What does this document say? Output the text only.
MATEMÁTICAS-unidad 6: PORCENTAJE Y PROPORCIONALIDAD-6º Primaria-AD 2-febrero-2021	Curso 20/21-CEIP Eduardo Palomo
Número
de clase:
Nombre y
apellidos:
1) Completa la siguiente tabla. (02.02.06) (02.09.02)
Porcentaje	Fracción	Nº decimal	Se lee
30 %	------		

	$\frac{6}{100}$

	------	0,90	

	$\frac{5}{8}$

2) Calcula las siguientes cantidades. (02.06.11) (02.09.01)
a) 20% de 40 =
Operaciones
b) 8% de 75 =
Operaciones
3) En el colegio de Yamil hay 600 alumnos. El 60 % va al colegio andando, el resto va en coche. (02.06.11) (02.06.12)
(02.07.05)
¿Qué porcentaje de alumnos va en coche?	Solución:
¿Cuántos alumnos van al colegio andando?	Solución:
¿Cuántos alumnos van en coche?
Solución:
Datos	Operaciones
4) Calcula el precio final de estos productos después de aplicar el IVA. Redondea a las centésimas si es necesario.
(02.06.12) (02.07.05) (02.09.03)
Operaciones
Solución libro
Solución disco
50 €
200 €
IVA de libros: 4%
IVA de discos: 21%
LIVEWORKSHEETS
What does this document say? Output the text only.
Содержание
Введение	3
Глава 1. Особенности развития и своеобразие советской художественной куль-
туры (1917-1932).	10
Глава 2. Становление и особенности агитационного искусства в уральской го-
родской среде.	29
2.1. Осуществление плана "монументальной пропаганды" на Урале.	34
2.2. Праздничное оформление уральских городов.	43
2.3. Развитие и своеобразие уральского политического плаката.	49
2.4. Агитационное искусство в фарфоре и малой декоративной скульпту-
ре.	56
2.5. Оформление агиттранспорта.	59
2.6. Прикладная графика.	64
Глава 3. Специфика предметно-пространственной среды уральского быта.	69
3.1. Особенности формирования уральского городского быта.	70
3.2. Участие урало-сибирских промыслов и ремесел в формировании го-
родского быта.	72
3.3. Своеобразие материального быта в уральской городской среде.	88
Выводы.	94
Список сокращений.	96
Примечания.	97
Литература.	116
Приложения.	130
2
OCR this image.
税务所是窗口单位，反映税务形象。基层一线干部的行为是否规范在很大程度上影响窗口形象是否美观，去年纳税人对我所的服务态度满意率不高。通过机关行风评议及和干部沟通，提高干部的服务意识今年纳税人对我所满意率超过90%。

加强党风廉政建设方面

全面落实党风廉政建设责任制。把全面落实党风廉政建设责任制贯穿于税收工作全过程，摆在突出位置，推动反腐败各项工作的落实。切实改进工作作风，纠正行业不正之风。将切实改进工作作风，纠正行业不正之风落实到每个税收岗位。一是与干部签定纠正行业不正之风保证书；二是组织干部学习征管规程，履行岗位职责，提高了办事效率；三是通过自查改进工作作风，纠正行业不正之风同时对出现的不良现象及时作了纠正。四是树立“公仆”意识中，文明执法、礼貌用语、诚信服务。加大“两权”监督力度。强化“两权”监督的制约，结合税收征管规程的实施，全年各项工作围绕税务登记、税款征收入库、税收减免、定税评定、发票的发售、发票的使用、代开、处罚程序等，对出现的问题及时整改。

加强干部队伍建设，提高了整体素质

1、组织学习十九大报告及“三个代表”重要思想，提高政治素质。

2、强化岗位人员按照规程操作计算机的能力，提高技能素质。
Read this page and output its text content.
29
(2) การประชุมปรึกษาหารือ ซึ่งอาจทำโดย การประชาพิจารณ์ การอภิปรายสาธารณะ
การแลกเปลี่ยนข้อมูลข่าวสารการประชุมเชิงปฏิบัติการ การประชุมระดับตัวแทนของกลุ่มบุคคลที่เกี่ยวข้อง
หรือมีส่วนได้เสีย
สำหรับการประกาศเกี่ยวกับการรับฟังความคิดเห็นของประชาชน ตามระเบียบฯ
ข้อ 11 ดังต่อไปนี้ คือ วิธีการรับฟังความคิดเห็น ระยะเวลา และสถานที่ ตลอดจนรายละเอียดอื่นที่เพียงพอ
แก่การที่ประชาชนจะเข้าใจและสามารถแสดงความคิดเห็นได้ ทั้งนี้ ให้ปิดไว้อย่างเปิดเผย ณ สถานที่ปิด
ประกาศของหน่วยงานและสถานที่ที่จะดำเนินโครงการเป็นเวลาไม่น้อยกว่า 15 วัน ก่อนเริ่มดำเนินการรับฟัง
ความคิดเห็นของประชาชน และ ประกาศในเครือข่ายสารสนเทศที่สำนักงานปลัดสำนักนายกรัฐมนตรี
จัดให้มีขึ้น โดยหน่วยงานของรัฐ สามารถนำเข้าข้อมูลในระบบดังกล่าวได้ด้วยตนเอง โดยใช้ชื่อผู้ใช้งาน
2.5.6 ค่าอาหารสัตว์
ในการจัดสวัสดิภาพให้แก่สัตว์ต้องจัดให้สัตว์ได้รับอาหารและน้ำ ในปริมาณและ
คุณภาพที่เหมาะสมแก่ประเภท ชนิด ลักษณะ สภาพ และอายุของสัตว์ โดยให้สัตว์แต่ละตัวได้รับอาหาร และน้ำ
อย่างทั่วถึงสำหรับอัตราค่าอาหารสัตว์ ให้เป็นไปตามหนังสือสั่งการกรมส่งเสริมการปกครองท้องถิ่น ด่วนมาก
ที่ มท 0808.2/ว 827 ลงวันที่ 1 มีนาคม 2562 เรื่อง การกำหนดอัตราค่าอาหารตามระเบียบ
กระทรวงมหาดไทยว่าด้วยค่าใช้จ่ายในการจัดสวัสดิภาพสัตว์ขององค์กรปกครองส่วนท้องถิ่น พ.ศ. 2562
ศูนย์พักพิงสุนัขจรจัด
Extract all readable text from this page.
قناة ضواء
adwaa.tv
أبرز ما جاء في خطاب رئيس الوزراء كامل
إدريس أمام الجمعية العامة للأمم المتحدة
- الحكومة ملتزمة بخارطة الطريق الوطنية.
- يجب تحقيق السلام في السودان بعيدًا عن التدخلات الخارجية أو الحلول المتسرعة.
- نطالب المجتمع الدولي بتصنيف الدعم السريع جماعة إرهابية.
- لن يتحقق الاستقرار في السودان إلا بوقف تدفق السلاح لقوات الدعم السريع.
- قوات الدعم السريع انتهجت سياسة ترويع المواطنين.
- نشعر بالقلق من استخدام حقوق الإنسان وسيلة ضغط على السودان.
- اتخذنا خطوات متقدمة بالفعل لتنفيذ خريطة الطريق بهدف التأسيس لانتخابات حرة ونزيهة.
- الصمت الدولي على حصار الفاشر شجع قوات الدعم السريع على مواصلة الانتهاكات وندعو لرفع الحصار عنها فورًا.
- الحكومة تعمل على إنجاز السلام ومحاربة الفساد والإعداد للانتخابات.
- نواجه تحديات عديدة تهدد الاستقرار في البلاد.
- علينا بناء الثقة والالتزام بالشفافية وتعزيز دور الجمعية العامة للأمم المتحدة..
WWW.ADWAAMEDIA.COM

The task
Please set down each line of the records exactly as given.

Final answer
What does this document say? Output the text only.
MATEMÁTICAS-unidad 6: PORCENTAJE Y PROPORCIONALIDAD-6º Primaria-AD 2-febrero-2021	Curso 20/21-CEIP Eduardo Palomo
Número
de clase:
Nombre y
apellidos:
1) Completa la siguiente tabla. (02.02.06) (02.09.02)
Porcentaje	Fracción	Nº decimal	Se lee
30 %	------		

	$\frac{6}{100}$

	------	0,90	

	$\frac{5}{8}$

2) Calcula las siguientes cantidades. (02.06.11) (02.09.01)
a) 20% de 40 =
Operaciones
b) 8% de 75 =
Operaciones
3) En el colegio de Yamil hay 600 alumnos. El 60 % va al colegio andando, el resto va en coche. (02.06.11) (02.06.12)
(02.07.05)
¿Qué porcentaje de alumnos va en coche?	Solución:
¿Cuántos alumnos van al colegio andando?	Solución:
¿Cuántos alumnos van en coche?
Solución:
Datos	Operaciones
4) Calcula el precio final de estos productos después de aplicar el IVA. Redondea a las centésimas si es necesario.
(02.06.12) (02.07.05) (02.09.03)
Operaciones
Solución libro
Solución disco
50 €
200 €
IVA de libros: 4%
IVA de discos: 21%
LIVEWORKSHEETS
What does this document say? Output the text only.
Содержание
Введение	3
Глава 1. Особенности развития и своеобразие советской художественной куль-
туры (1917-1932).	10
Глава 2. Становление и особенности агитационного искусства в уральской го-
родской среде.	29
2.1. Осуществление плана "монументальной пропаганды" на Урале.	34
2.2. Праздничное оформление уральских городов.	43
2.3. Развитие и своеобразие уральского политического плаката.	49
2.4. Агитационное искусство в фарфоре и малой декоративной скульпту-
ре.	56
2.5. Оформление агиттранспорта.	59
2.6. Прикладная графика.	64
Глава 3. Специфика предметно-пространственной среды уральского быта.	69
3.1. Особенности формирования уральского городского быта.	70
3.2. Участие урало-сибирских промыслов и ремесел в формировании го-
родского быта.	72
3.3. Своеобразие материального быта в уральской городской среде.	88
Выводы.	94
Список сокращений.	96
Примечания.	97
Литература.	116
Приложения.	130
2
OCR this image.
税务所是窗口单位，反映税务形象。基层一线干部的行为是否规范在很大程度上影响窗口形象是否美观，去年纳税人对我所的服务态度满意率不高。通过机关行风评议及和干部沟通，提高干部的服务意识今年纳税人对我所满意率超过90%。

加强党风廉政建设方面

全面落实党风廉政建设责任制。把全面落实党风廉政建设责任制贯穿于税收工作全过程，摆在突出位置，推动反腐败各项工作的落实。切实改进工作作风，纠正行业不正之风。将切实改进工作作风，纠正行业不正之风落实到每个税收岗位。一是与干部签定纠正行业不正之风保证书；二是组织干部学习征管规程，履行岗位职责，提高了办事效率；三是通过自查改进工作作风，纠正行业不正之风同时对出现的不良现象及时作了纠正。四是树立“公仆”意识中，文明执法、礼貌用语、诚信服务。加大“两权”监督力度。强化“两权”监督的制约，结合税收征管规程的实施，全年各项工作围绕税务登记、税款征收入库、税收减免、定税评定、发票的发售、发票的使用、代开、处罚程序等，对出现的问题及时整改。

加强干部队伍建设，提高了整体素质

1、组织学习十九大报告及“三个代表”重要思想，提高政治素质。

2、强化岗位人员按照规程操作计算机的能力，提高技能素质。
Read this page and output its text content.
29
(2) การประชุมปรึกษาหารือ ซึ่งอาจทำโดย การประชาพิจารณ์ การอภิปรายสาธารณะ
การแลกเปลี่ยนข้อมูลข่าวสารการประชุมเชิงปฏิบัติการ การประชุมระดับตัวแทนของกลุ่มบุคคลที่เกี่ยวข้อง
หรือมีส่วนได้เสีย
สำหรับการประกาศเกี่ยวกับการรับฟังความคิดเห็นของประชาชน ตามระเบียบฯ
ข้อ 11 ดังต่อไปนี้ คือ วิธีการรับฟังความคิดเห็น ระยะเวลา และสถานที่ ตลอดจนรายละเอียดอื่นที่เพียงพอ
แก่การที่ประชาชนจะเข้าใจและสามารถแสดงความคิดเห็นได้ ทั้งนี้ ให้ปิดไว้อย่างเปิดเผย ณ สถานที่ปิด
ประกาศของหน่วยงานและสถานที่ที่จะดำเนินโครงการเป็นเวลาไม่น้อยกว่า 15 วัน ก่อนเริ่มดำเนินการรับฟัง
ความคิดเห็นของประชาชน และ ประกาศในเครือข่ายสารสนเทศที่สำนักงานปลัดสำนักนายกรัฐมนตรี
จัดให้มีขึ้น โดยหน่วยงานของรัฐ สามารถนำเข้าข้อมูลในระบบดังกล่าวได้ด้วยตนเอง โดยใช้ชื่อผู้ใช้งาน
2.5.6 ค่าอาหารสัตว์
ในการจัดสวัสดิภาพให้แก่สัตว์ต้องจัดให้สัตว์ได้รับอาหารและน้ำ ในปริมาณและ
คุณภาพที่เหมาะสมแก่ประเภท ชนิด ลักษณะ สภาพ และอายุของสัตว์ โดยให้สัตว์แต่ละตัวได้รับอาหาร และน้ำ
อย่างทั่วถึงสำหรับอัตราค่าอาหารสัตว์ ให้เป็นไปตามหนังสือสั่งการกรมส่งเสริมการปกครองท้องถิ่น ด่วนมาก
ที่ มท 0808.2/ว 827 ลงวันที่ 1 มีนาคม 2562 เรื่อง การกำหนดอัตราค่าอาหารตามระเบียบ
กระทรวงมหาดไทยว่าด้วยค่าใช้จ่ายในการจัดสวัสดิภาพสัตว์ขององค์กรปกครองส่วนท้องถิ่น พ.ศ. 2562
ศูนย์พักพิงสุนัขจรจัด
Extract all readable text from this page.
قناة ضواء
adwaa.tv
أبرز ما جاء في خطاب رئيس الوزراء كامل
إدريس أمام الجمعية العامة للأمم المتحدة
- الحكومة ملتزمة بخارطة الطريق الوطنية.
- يجب تحقيق السلام في السودان بعيدًا عن التدخلات الخارجية أو الحلول المتسرعة.
- نطالب المجتمع الدولي بتصنيف الدعم السريع جماعة إرهابية.
- لن يتحقق الاستقرار في السودان إلا بوقف تدفق السلاح لقوات الدعم السريع.
- قوات الدعم السريع انتهجت سياسة ترويع المواطنين.
- نشعر بالقلق من استخدام حقوق الإنسان وسيلة ضغط على السودان.
- اتخذنا خطوات متقدمة بالفعل لتنفيذ خريطة الطريق بهدف التأسيس لانتخابات حرة ونزيهة.
- الصمت الدولي على حصار الفاشر شجع قوات الدعم السريع على مواصلة الانتهاكات وندعو لرفع الحصار عنها فورًا.
- الحكومة تعمل على إنجاز السلام ومحاربة الفساد والإعداد للانتخابات.
- نواجه تحديات عديدة تهدد الاستقرار في البلاد.
- علينا بناء الثقة والالتزام بالشفافية وتعزيز دور الجمعية العامة للأمم المتحدة..
WWW.ADWAAMEDIA.COM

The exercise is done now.